- _Task statement_
Reproduce each line from the records that holds "count".

━━ Data provided ━━

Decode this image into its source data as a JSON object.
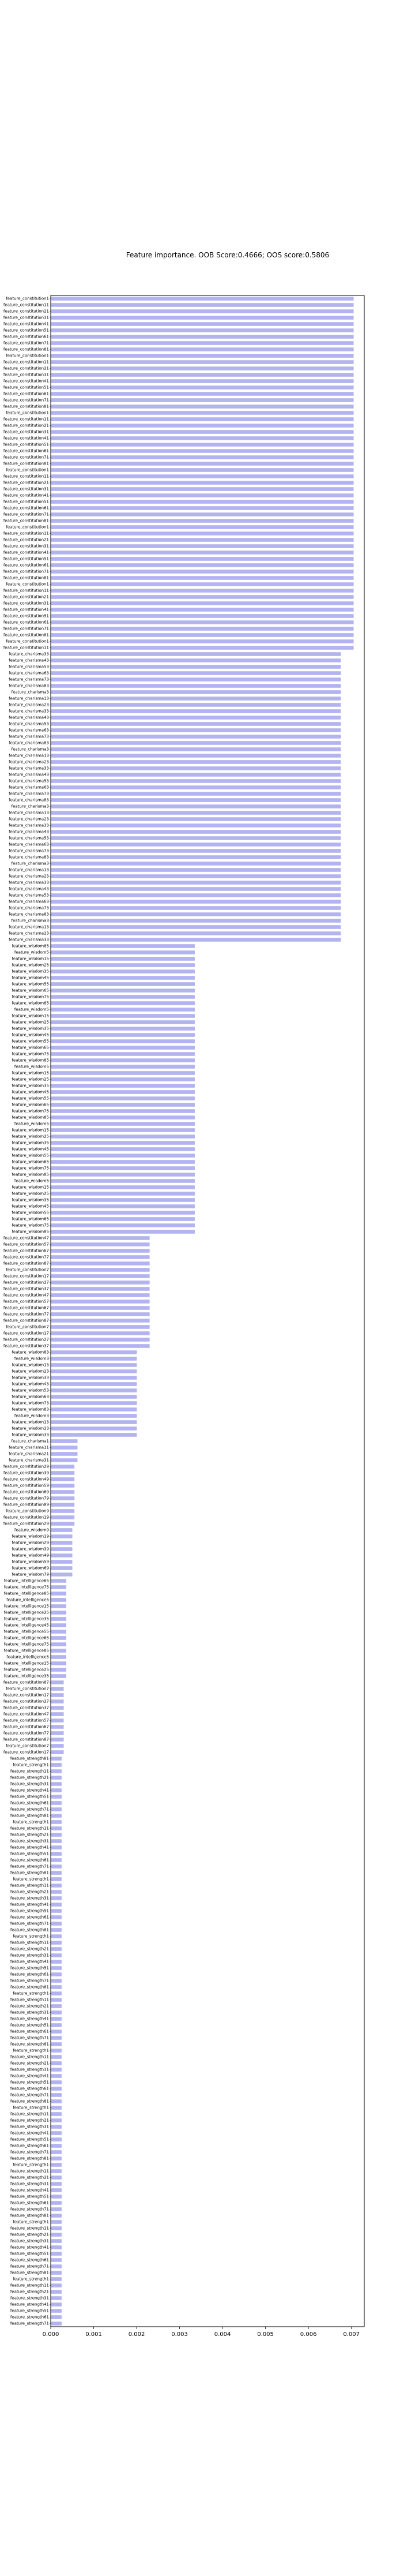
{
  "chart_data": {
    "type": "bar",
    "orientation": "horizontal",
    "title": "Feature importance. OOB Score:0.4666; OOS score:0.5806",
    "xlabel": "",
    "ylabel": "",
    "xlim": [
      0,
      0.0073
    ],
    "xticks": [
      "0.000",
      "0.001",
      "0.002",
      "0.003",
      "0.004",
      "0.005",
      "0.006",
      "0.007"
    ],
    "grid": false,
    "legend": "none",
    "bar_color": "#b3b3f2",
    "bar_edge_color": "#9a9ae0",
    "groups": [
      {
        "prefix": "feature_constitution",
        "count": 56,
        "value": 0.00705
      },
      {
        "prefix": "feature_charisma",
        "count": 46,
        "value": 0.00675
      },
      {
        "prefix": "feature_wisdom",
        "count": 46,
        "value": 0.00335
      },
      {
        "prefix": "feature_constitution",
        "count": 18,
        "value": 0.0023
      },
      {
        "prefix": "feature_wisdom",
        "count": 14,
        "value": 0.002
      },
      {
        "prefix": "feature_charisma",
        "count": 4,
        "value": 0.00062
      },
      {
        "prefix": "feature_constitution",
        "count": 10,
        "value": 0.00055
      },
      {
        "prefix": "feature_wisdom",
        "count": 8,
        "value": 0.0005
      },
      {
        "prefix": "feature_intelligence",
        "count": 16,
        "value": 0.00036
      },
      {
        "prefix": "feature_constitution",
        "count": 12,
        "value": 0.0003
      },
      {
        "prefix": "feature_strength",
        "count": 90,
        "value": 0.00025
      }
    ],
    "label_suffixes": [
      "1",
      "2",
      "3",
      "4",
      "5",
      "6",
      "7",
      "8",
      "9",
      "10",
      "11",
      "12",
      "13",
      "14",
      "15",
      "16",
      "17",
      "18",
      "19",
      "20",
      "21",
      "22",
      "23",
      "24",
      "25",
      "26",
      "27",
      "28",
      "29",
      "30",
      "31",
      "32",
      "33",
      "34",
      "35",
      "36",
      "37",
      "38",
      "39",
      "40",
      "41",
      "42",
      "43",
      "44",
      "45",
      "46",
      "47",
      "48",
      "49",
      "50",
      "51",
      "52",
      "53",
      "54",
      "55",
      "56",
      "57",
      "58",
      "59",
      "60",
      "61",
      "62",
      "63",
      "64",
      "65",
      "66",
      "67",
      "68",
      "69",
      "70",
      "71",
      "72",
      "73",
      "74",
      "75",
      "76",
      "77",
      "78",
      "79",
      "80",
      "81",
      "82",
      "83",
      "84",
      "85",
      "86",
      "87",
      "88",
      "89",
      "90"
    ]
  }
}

━━━

- _Expected answer_
        "count": 56,
        "count": 46,
        "count": 46,
        "count": 18,
        "count": 14,
        "count": 4,
        "count": 10,
        "count": 8,
        "count": 16,
        "count": 12,
        "count": 90,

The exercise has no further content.